Read the entries below and pull out each line with the string "EXIST".

Data records:
┄┄┄┄┄┄┄┄┄┄
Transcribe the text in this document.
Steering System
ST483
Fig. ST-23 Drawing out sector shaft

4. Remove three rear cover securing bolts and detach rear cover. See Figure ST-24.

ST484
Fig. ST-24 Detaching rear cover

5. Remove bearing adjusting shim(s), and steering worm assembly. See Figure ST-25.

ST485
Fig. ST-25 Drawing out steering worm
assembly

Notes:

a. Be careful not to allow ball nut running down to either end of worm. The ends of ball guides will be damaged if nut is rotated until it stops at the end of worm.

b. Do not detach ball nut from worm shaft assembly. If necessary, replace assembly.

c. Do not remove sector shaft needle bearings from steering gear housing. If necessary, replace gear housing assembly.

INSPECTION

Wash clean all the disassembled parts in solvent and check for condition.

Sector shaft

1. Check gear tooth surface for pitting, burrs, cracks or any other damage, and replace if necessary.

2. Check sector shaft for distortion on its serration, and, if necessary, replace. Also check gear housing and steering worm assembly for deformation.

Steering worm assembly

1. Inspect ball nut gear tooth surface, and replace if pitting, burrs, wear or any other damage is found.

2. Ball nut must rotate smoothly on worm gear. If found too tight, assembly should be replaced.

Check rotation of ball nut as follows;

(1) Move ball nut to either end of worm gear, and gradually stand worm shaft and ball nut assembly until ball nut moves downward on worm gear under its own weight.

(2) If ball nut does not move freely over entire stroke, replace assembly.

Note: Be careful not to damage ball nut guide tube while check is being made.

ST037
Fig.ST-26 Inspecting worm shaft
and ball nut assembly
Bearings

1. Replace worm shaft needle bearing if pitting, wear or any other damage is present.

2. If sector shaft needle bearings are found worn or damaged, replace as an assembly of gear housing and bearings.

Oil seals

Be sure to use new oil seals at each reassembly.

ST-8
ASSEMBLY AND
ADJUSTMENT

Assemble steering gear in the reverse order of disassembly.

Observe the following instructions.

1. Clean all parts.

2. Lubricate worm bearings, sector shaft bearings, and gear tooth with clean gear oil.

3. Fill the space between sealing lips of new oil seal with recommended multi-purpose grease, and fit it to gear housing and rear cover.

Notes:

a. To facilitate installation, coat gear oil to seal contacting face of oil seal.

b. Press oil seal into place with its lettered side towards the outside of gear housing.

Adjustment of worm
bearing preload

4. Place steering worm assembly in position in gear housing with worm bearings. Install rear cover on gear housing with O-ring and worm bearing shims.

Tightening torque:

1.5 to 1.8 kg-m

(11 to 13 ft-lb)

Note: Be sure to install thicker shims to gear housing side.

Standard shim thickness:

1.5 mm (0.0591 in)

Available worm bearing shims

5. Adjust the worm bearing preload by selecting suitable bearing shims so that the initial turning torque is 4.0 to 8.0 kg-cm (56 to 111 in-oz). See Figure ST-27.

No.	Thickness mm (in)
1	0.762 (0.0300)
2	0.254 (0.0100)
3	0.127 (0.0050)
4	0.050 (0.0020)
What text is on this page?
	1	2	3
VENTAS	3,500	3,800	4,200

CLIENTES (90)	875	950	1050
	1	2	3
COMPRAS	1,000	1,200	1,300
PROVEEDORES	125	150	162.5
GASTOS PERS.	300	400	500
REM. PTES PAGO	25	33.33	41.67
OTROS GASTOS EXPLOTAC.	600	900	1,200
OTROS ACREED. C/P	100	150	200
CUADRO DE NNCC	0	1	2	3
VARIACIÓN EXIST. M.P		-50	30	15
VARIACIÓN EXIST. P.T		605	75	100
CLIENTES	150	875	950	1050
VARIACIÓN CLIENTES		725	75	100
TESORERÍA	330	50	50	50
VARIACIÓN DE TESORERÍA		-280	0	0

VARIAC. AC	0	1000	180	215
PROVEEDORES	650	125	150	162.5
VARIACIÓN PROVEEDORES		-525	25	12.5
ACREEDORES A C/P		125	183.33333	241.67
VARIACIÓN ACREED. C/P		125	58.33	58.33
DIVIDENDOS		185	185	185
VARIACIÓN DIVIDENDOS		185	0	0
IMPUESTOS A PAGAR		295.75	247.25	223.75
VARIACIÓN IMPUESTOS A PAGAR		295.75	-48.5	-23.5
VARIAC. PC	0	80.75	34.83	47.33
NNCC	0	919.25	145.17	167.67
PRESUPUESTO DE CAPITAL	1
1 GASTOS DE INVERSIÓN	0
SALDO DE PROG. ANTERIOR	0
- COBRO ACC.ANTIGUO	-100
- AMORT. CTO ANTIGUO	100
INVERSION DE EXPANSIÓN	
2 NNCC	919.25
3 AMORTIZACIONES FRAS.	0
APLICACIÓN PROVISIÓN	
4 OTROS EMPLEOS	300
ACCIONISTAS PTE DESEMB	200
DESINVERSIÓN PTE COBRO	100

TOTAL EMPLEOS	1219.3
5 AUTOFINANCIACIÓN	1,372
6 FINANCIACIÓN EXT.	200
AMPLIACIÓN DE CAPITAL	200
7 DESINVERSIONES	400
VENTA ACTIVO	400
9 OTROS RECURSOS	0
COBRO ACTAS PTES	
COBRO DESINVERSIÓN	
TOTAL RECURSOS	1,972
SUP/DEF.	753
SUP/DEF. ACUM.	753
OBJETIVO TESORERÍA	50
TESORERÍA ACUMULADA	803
┄┄┄┄┄┄┄┄┄┄
◆ ANSWER ◆
VARIACIÓN EXIST. M.P		-50	30	15
VARIACIÓN EXIST. P.T		605	75	100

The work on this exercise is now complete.